→ REQUIREMENT: Wherever the word "المعجم" appears in a line, copy that line.

→ Stored entries:
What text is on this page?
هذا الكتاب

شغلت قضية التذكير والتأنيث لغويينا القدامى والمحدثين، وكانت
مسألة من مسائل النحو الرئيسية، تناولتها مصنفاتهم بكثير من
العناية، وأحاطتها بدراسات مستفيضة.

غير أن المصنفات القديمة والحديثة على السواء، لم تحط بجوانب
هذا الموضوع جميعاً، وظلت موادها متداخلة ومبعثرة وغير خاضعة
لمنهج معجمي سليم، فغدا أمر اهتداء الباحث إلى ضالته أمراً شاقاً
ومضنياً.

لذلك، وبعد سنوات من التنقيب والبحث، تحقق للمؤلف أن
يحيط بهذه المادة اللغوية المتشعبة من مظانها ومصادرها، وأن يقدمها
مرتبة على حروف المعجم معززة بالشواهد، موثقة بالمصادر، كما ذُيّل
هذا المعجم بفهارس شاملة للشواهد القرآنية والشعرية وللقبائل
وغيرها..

→ ANSWER IN FULL:
مرتبة على حروف المعجم معززة بالشواهد، موثقة بالمصادر، كما ذُيّل
هذا المعجم بفهارس شاملة للشواهد القرآنية والشعرية وللقبائل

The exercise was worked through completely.